■ Supplied entries:
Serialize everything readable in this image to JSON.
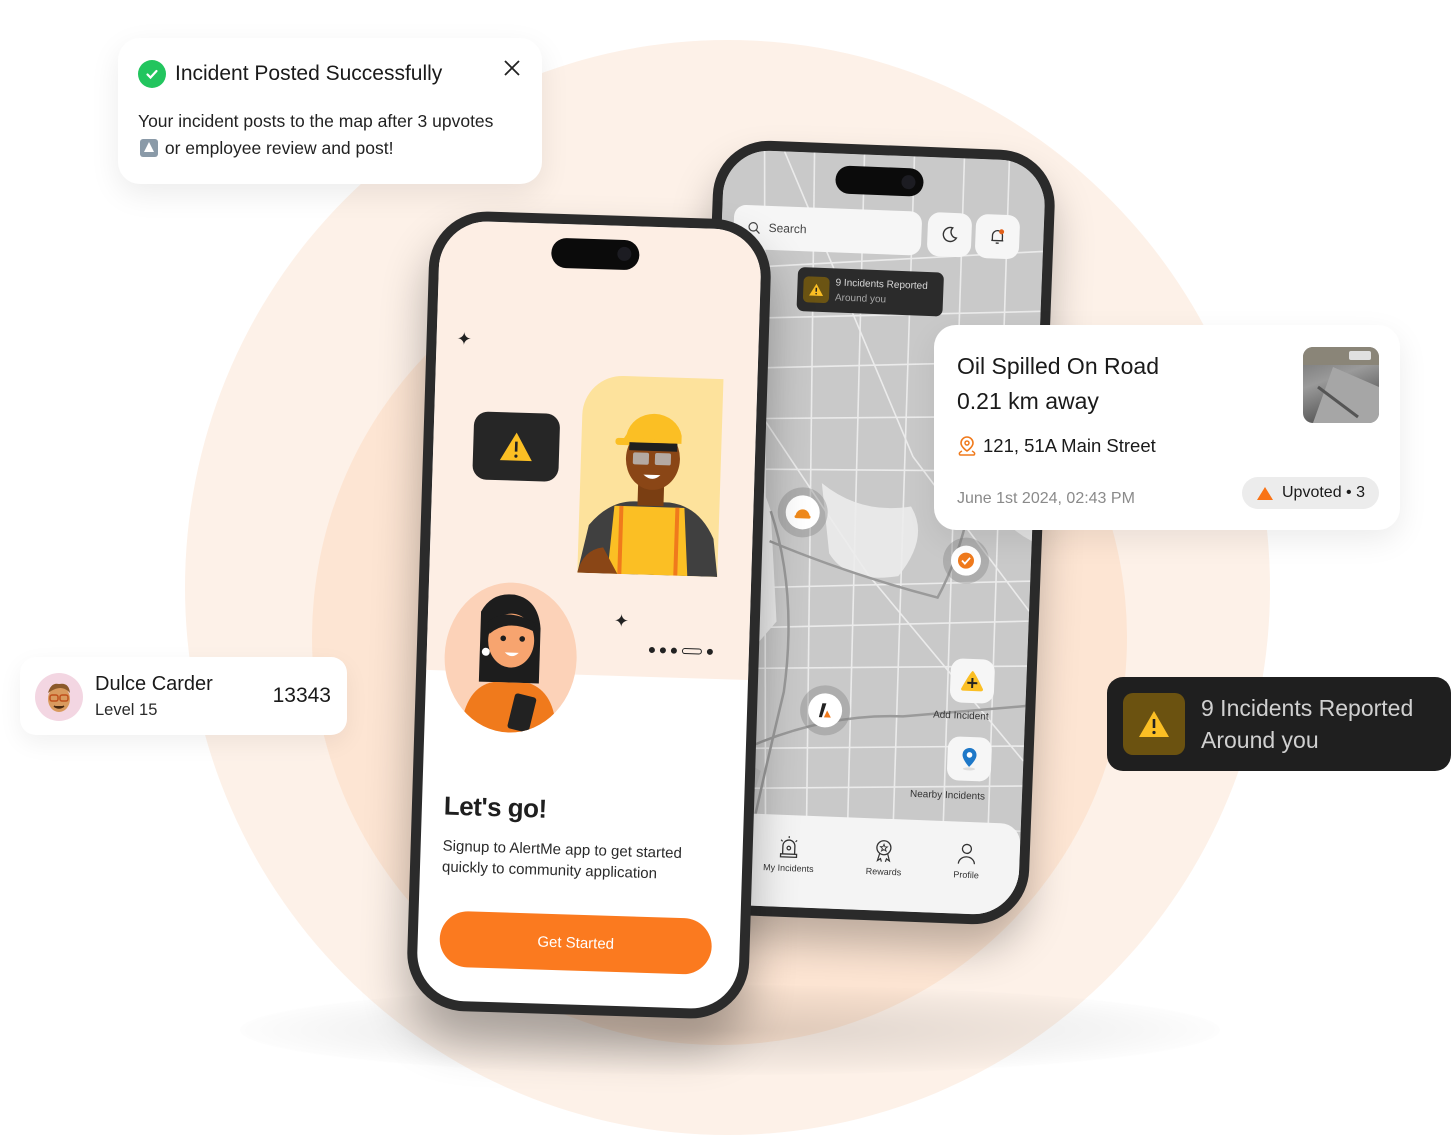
{
  "toast": {
    "title": "Incident Posted Successfully",
    "body_before": "Your incident posts to the map after 3 upvotes",
    "body_after": "or employee review and post!",
    "icon": "check-circle-icon",
    "close_icon": "close-icon"
  },
  "map_screen": {
    "search_placeholder": "Search",
    "alert_line1": "9 Incidents Reported",
    "alert_line2": "Around you",
    "actions": [
      {
        "label": "Add Incident",
        "icon": "add-incident-icon"
      },
      {
        "label": "Nearby Incidents",
        "icon": "location-pin-icon"
      }
    ],
    "nav": [
      {
        "label": "My Incidents",
        "icon": "siren-icon"
      },
      {
        "label": "Rewards",
        "icon": "badge-icon"
      },
      {
        "label": "Profile",
        "icon": "profile-icon"
      }
    ]
  },
  "onboarding": {
    "title": "Let's go!",
    "subtitle": "Signup to AlertMe app to get started quickly to community application",
    "cta": "Get Started",
    "page_count": 5,
    "active_page": 4
  },
  "incident_card": {
    "title": "Oil Spilled On Road",
    "distance": "0.21 km away",
    "address": "121, 51A Main Street",
    "datetime": "June 1st 2024, 02:43 PM",
    "upvote_label": "Upvoted • 3"
  },
  "user_card": {
    "name": "Dulce Carder",
    "level": "Level 15",
    "score": "13343"
  },
  "dark_alert": {
    "line1": "9 Incidents Reported",
    "line2": "Around you"
  },
  "colors": {
    "accent": "#fb7a1f",
    "success": "#22c55e",
    "warning": "#fbbf24",
    "background_peach": "#fdf1e8",
    "dark_card": "#1f1f1f"
  }
}
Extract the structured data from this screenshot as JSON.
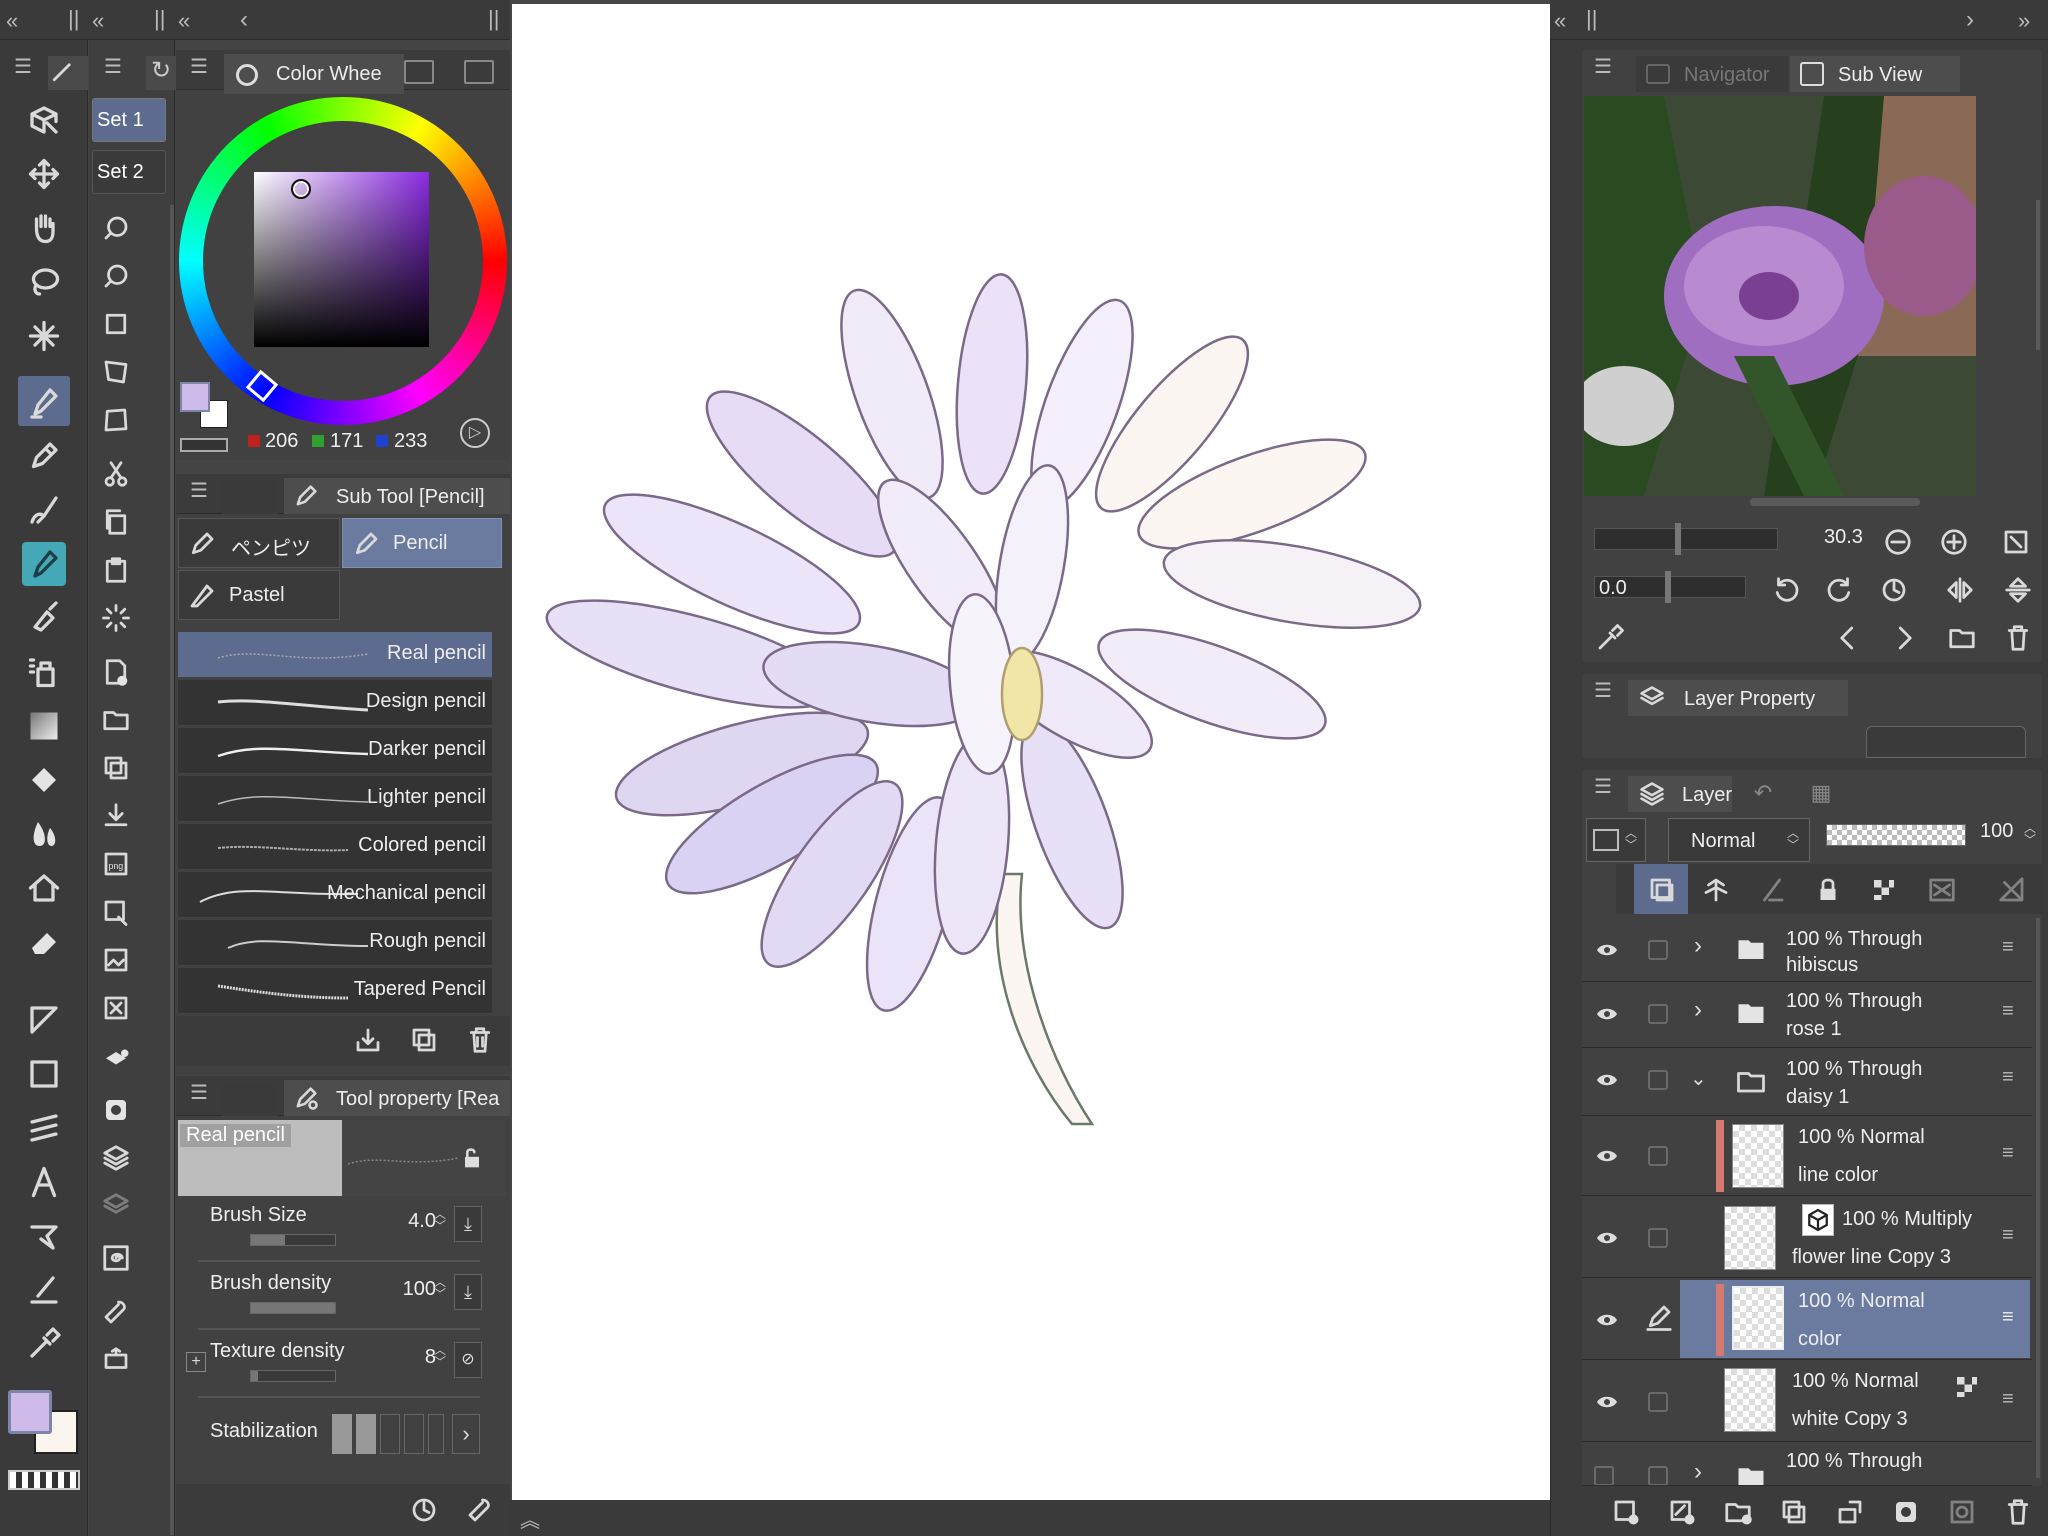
{
  "colors": {
    "main": "#cebbe9",
    "sub": "#fbf5ef",
    "accent_selected": "#6b7a9f"
  },
  "sets": {
    "set1": "Set 1",
    "set2": "Set 2"
  },
  "color_panel": {
    "tab_label": "Color Whee",
    "r": "206",
    "g": "171",
    "b": "233"
  },
  "sub_tool": {
    "tab_label": "Sub Tool [Pencil]",
    "groups": [
      "ペンピツ",
      "Pencil",
      "Pastel"
    ],
    "brushes": [
      "Real pencil",
      "Design pencil",
      "Darker pencil",
      "Lighter pencil",
      "Colored pencil",
      "Mechanical pencil",
      "Rough pencil",
      "Tapered Pencil"
    ]
  },
  "tool_property": {
    "tab_label": "Tool property [Rea",
    "preview_label": "Real pencil",
    "brush_size_label": "Brush Size",
    "brush_size": "4.0",
    "brush_density_label": "Brush density",
    "brush_density": "100",
    "texture_density_label": "Texture density",
    "texture_density": "8",
    "stabilization_label": "Stabilization"
  },
  "navigator": {
    "tab_navigator": "Navigator",
    "tab_subview": "Sub View",
    "zoom": "30.3",
    "rotation": "0.0"
  },
  "layer_property": {
    "tab_label": "Layer Property"
  },
  "layer_panel": {
    "tab_label": "Layer",
    "blend_mode": "Normal",
    "opacity": "100",
    "layers": [
      {
        "line1": "100 % Through",
        "line2": "hibiscus"
      },
      {
        "line1": "100 % Through",
        "line2": "rose 1"
      },
      {
        "line1": "100 % Through",
        "line2": "daisy 1"
      },
      {
        "line1": "100 % Normal",
        "line2": "line color"
      },
      {
        "line1": "100 % Multiply",
        "line2": "flower line Copy 3"
      },
      {
        "line1": "100 % Normal",
        "line2": "color"
      },
      {
        "line1": "100 % Normal",
        "line2": "white Copy 3"
      },
      {
        "line1": "100 % Through",
        "line2": ""
      }
    ]
  }
}
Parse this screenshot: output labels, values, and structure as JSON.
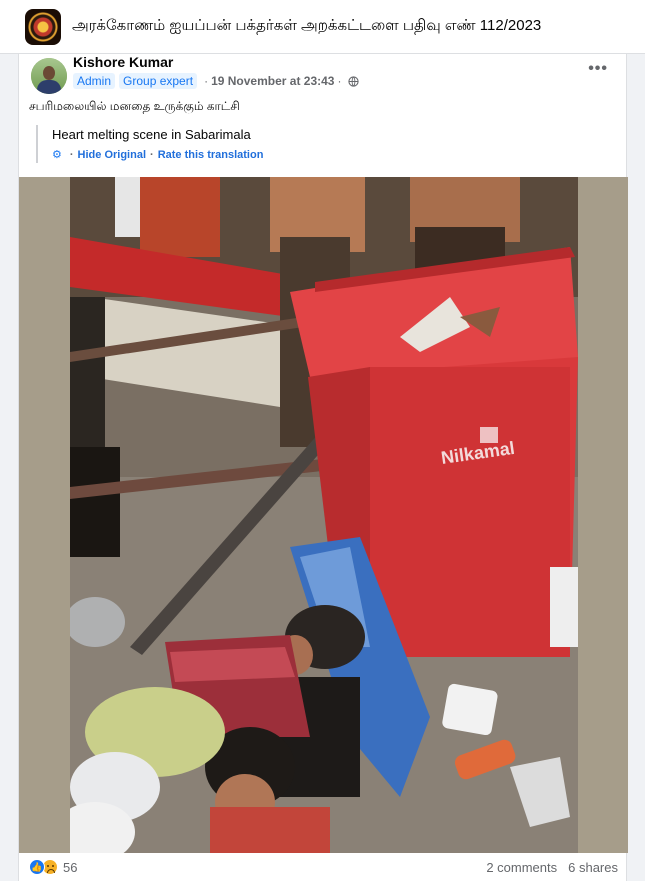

■ Directive:
Restate the full listing verbatim and drop every picture.

■ Reply:
Serialize everything readable in this image to JSON.
{
  "toast": {
    "title": "Incident Posted Successfully",
    "body_before": "Your incident posts to the map after 3 upvotes",
    "body_after": "or employee review and post!",
    "icon": "check-circle-icon",
    "close_icon": "close-icon"
  },
  "map_screen": {
    "search_placeholder": "Search",
    "alert_line1": "9 Incidents Reported",
    "alert_line2": "Around you",
    "actions": [
      {
        "label": "Add Incident",
        "icon": "add-incident-icon"
      },
      {
        "label": "Nearby Incidents",
        "icon": "location-pin-icon"
      }
    ],
    "nav": [
      {
        "label": "My Incidents",
        "icon": "siren-icon"
      },
      {
        "label": "Rewards",
        "icon": "badge-icon"
      },
      {
        "label": "Profile",
        "icon": "profile-icon"
      }
    ]
  },
  "onboarding": {
    "title": "Let's go!",
    "subtitle": "Signup to AlertMe app to get started quickly to community application",
    "cta": "Get Started",
    "page_count": 5,
    "active_page": 4
  },
  "incident_card": {
    "title": "Oil Spilled On Road",
    "distance": "0.21 km away",
    "address": "121, 51A Main Street",
    "datetime": "June 1st 2024, 02:43 PM",
    "upvote_label": "Upvoted • 3"
  },
  "user_card": {
    "name": "Dulce Carder",
    "level": "Level 15",
    "score": "13343"
  },
  "dark_alert": {
    "line1": "9 Incidents Reported",
    "line2": "Around you"
  },
  "colors": {
    "accent": "#fb7a1f",
    "success": "#22c55e",
    "warning": "#fbbf24",
    "background_peach": "#fdf1e8",
    "dark_card": "#1f1f1f"
  }
}
Extract the structured data from this screenshot as JSON.
{
  "colors": {
    "main": "#cebbe9",
    "sub": "#fbf5ef",
    "accent_selected": "#6b7a9f"
  },
  "sets": {
    "set1": "Set 1",
    "set2": "Set 2"
  },
  "color_panel": {
    "tab_label": "Color Whee",
    "r": "206",
    "g": "171",
    "b": "233"
  },
  "sub_tool": {
    "tab_label": "Sub Tool [Pencil]",
    "groups": [
      "ペンピツ",
      "Pencil",
      "Pastel"
    ],
    "brushes": [
      "Real pencil",
      "Design pencil",
      "Darker pencil",
      "Lighter pencil",
      "Colored pencil",
      "Mechanical pencil",
      "Rough pencil",
      "Tapered Pencil"
    ]
  },
  "tool_property": {
    "tab_label": "Tool property [Rea",
    "preview_label": "Real pencil",
    "brush_size_label": "Brush Size",
    "brush_size": "4.0",
    "brush_density_label": "Brush density",
    "brush_density": "100",
    "texture_density_label": "Texture density",
    "texture_density": "8",
    "stabilization_label": "Stabilization"
  },
  "navigator": {
    "tab_navigator": "Navigator",
    "tab_subview": "Sub View",
    "zoom": "30.3",
    "rotation": "0.0"
  },
  "layer_property": {
    "tab_label": "Layer Property"
  },
  "layer_panel": {
    "tab_label": "Layer",
    "blend_mode": "Normal",
    "opacity": "100",
    "layers": [
      {
        "line1": "100 % Through",
        "line2": "hibiscus"
      },
      {
        "line1": "100 % Through",
        "line2": "rose 1"
      },
      {
        "line1": "100 % Through",
        "line2": "daisy 1"
      },
      {
        "line1": "100 % Normal",
        "line2": "line color"
      },
      {
        "line1": "100 % Multiply",
        "line2": "flower line Copy 3"
      },
      {
        "line1": "100 % Normal",
        "line2": "color"
      },
      {
        "line1": "100 % Normal",
        "line2": "white Copy 3"
      },
      {
        "line1": "100 % Through",
        "line2": ""
      }
    ]
  }
}
Parse this screenshot: output labels, values, and structure as JSON.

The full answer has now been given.